(WORK TO DO) Every record here needs to be written out again exactly.

(EXCERPTED RECORDS)
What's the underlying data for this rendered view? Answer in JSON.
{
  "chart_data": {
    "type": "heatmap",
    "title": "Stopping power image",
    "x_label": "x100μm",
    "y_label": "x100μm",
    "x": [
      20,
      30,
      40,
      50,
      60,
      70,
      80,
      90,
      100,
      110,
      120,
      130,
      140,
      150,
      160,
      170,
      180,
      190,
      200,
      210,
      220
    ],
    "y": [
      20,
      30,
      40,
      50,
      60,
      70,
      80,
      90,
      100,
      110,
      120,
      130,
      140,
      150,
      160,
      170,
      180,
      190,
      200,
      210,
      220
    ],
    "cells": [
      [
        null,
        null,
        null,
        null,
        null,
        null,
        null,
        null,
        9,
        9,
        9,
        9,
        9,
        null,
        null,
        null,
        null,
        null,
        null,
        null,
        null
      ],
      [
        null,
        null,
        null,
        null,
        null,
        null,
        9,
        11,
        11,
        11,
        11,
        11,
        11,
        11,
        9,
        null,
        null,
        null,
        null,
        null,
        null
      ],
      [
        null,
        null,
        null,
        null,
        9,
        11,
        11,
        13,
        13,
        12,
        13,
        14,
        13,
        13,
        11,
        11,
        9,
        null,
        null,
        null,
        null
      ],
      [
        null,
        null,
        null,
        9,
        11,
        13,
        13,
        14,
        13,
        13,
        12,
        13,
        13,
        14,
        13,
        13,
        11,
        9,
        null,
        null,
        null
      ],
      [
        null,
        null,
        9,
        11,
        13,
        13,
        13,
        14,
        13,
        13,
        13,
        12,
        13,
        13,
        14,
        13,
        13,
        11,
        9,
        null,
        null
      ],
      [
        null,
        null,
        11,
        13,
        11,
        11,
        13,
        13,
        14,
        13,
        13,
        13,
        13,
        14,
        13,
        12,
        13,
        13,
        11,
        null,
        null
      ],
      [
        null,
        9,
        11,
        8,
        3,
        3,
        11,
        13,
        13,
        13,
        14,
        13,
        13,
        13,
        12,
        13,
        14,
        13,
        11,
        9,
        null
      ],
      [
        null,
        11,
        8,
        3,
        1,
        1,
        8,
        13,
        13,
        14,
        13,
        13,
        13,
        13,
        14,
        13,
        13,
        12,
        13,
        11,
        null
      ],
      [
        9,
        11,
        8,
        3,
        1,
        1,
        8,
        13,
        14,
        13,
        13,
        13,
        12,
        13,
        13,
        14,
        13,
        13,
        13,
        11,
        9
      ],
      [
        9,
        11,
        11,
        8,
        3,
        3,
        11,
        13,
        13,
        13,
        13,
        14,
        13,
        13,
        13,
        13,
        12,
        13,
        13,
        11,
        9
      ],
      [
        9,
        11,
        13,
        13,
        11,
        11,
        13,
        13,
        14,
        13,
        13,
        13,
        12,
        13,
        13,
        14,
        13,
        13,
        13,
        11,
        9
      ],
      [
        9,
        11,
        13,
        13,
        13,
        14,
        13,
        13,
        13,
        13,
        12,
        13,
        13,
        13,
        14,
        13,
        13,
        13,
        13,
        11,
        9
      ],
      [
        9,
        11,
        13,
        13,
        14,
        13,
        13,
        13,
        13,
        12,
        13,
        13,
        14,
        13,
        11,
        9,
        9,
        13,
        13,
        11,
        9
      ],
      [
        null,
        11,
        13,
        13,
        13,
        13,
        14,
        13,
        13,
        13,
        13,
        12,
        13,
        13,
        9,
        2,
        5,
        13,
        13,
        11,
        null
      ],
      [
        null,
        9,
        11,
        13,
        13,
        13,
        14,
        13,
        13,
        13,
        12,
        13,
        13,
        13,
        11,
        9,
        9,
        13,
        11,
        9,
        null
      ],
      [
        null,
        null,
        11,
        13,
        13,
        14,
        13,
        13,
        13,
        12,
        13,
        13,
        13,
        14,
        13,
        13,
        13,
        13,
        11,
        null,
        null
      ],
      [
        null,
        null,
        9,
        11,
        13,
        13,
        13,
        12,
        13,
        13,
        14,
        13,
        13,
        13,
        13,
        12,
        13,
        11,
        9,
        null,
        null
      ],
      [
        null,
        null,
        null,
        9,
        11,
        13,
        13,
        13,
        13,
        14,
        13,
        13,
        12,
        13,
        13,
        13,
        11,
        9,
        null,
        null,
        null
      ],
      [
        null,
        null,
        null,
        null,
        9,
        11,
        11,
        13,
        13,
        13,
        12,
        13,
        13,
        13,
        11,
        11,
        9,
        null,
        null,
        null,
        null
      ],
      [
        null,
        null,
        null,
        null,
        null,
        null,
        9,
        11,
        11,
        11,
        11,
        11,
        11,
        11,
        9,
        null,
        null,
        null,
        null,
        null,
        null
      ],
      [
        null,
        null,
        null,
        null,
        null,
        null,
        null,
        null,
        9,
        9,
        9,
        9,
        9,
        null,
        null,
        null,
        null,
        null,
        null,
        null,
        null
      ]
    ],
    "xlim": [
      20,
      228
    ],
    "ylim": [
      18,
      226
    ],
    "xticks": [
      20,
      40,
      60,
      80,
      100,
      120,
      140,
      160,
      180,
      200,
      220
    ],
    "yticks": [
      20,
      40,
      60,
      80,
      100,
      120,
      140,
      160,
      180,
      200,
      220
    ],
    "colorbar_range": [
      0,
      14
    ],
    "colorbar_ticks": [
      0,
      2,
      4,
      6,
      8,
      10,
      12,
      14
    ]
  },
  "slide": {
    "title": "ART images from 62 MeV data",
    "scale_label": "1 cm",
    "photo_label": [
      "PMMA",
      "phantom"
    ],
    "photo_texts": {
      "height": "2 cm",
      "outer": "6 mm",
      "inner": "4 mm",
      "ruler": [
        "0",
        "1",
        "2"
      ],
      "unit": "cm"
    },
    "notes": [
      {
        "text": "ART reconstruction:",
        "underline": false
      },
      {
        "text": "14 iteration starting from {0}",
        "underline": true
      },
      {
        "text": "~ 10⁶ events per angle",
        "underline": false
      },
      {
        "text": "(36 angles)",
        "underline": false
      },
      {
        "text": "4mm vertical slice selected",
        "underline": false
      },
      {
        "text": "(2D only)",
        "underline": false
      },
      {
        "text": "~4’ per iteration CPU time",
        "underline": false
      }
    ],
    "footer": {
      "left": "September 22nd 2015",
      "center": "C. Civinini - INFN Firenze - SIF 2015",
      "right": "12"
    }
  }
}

(OUTPUT)
What's the underlying data for this rendered view? Answer in JSON.
{
  "chart_data": {
    "type": "heatmap",
    "title": "Stopping power image",
    "x_label": "x100μm",
    "y_label": "x100μm",
    "x": [
      20,
      30,
      40,
      50,
      60,
      70,
      80,
      90,
      100,
      110,
      120,
      130,
      140,
      150,
      160,
      170,
      180,
      190,
      200,
      210,
      220
    ],
    "y": [
      20,
      30,
      40,
      50,
      60,
      70,
      80,
      90,
      100,
      110,
      120,
      130,
      140,
      150,
      160,
      170,
      180,
      190,
      200,
      210,
      220
    ],
    "cells": [
      [
        null,
        null,
        null,
        null,
        null,
        null,
        null,
        null,
        9,
        9,
        9,
        9,
        9,
        null,
        null,
        null,
        null,
        null,
        null,
        null,
        null
      ],
      [
        null,
        null,
        null,
        null,
        null,
        null,
        9,
        11,
        11,
        11,
        11,
        11,
        11,
        11,
        9,
        null,
        null,
        null,
        null,
        null,
        null
      ],
      [
        null,
        null,
        null,
        null,
        9,
        11,
        11,
        13,
        13,
        12,
        13,
        14,
        13,
        13,
        11,
        11,
        9,
        null,
        null,
        null,
        null
      ],
      [
        null,
        null,
        null,
        9,
        11,
        13,
        13,
        14,
        13,
        13,
        12,
        13,
        13,
        14,
        13,
        13,
        11,
        9,
        null,
        null,
        null
      ],
      [
        null,
        null,
        9,
        11,
        13,
        13,
        13,
        14,
        13,
        13,
        13,
        12,
        13,
        13,
        14,
        13,
        13,
        11,
        9,
        null,
        null
      ],
      [
        null,
        null,
        11,
        13,
        11,
        11,
        13,
        13,
        14,
        13,
        13,
        13,
        13,
        14,
        13,
        12,
        13,
        13,
        11,
        null,
        null
      ],
      [
        null,
        9,
        11,
        8,
        3,
        3,
        11,
        13,
        13,
        13,
        14,
        13,
        13,
        13,
        12,
        13,
        14,
        13,
        11,
        9,
        null
      ],
      [
        null,
        11,
        8,
        3,
        1,
        1,
        8,
        13,
        13,
        14,
        13,
        13,
        13,
        13,
        14,
        13,
        13,
        12,
        13,
        11,
        null
      ],
      [
        9,
        11,
        8,
        3,
        1,
        1,
        8,
        13,
        14,
        13,
        13,
        13,
        12,
        13,
        13,
        14,
        13,
        13,
        13,
        11,
        9
      ],
      [
        9,
        11,
        11,
        8,
        3,
        3,
        11,
        13,
        13,
        13,
        13,
        14,
        13,
        13,
        13,
        13,
        12,
        13,
        13,
        11,
        9
      ],
      [
        9,
        11,
        13,
        13,
        11,
        11,
        13,
        13,
        14,
        13,
        13,
        13,
        12,
        13,
        13,
        14,
        13,
        13,
        13,
        11,
        9
      ],
      [
        9,
        11,
        13,
        13,
        13,
        14,
        13,
        13,
        13,
        13,
        12,
        13,
        13,
        13,
        14,
        13,
        13,
        13,
        13,
        11,
        9
      ],
      [
        9,
        11,
        13,
        13,
        14,
        13,
        13,
        13,
        13,
        12,
        13,
        13,
        14,
        13,
        11,
        9,
        9,
        13,
        13,
        11,
        9
      ],
      [
        null,
        11,
        13,
        13,
        13,
        13,
        14,
        13,
        13,
        13,
        13,
        12,
        13,
        13,
        9,
        2,
        5,
        13,
        13,
        11,
        null
      ],
      [
        null,
        9,
        11,
        13,
        13,
        13,
        14,
        13,
        13,
        13,
        12,
        13,
        13,
        13,
        11,
        9,
        9,
        13,
        11,
        9,
        null
      ],
      [
        null,
        null,
        11,
        13,
        13,
        14,
        13,
        13,
        13,
        12,
        13,
        13,
        13,
        14,
        13,
        13,
        13,
        13,
        11,
        null,
        null
      ],
      [
        null,
        null,
        9,
        11,
        13,
        13,
        13,
        12,
        13,
        13,
        14,
        13,
        13,
        13,
        13,
        12,
        13,
        11,
        9,
        null,
        null
      ],
      [
        null,
        null,
        null,
        9,
        11,
        13,
        13,
        13,
        13,
        14,
        13,
        13,
        12,
        13,
        13,
        13,
        11,
        9,
        null,
        null,
        null
      ],
      [
        null,
        null,
        null,
        null,
        9,
        11,
        11,
        13,
        13,
        13,
        12,
        13,
        13,
        13,
        11,
        11,
        9,
        null,
        null,
        null,
        null
      ],
      [
        null,
        null,
        null,
        null,
        null,
        null,
        9,
        11,
        11,
        11,
        11,
        11,
        11,
        11,
        9,
        null,
        null,
        null,
        null,
        null,
        null
      ],
      [
        null,
        null,
        null,
        null,
        null,
        null,
        null,
        null,
        9,
        9,
        9,
        9,
        9,
        null,
        null,
        null,
        null,
        null,
        null,
        null,
        null
      ]
    ],
    "xlim": [
      20,
      228
    ],
    "ylim": [
      18,
      226
    ],
    "xticks": [
      20,
      40,
      60,
      80,
      100,
      120,
      140,
      160,
      180,
      200,
      220
    ],
    "yticks": [
      20,
      40,
      60,
      80,
      100,
      120,
      140,
      160,
      180,
      200,
      220
    ],
    "colorbar_range": [
      0,
      14
    ],
    "colorbar_ticks": [
      0,
      2,
      4,
      6,
      8,
      10,
      12,
      14
    ]
  },
  "slide": {
    "title": "ART images from 62 MeV data",
    "scale_label": "1 cm",
    "photo_label": [
      "PMMA",
      "phantom"
    ],
    "photo_texts": {
      "height": "2 cm",
      "outer": "6 mm",
      "inner": "4 mm",
      "ruler": [
        "0",
        "1",
        "2"
      ],
      "unit": "cm"
    },
    "notes": [
      {
        "text": "ART reconstruction:",
        "underline": false
      },
      {
        "text": "14 iteration starting from {0}",
        "underline": true
      },
      {
        "text": "~ 10⁶ events per angle",
        "underline": false
      },
      {
        "text": "(36 angles)",
        "underline": false
      },
      {
        "text": "4mm vertical slice selected",
        "underline": false
      },
      {
        "text": "(2D only)",
        "underline": false
      },
      {
        "text": "~4’ per iteration CPU time",
        "underline": false
      }
    ],
    "footer": {
      "left": "September 22nd 2015",
      "center": "C. Civinini - INFN Firenze - SIF 2015",
      "right": "12"
    }
  }
}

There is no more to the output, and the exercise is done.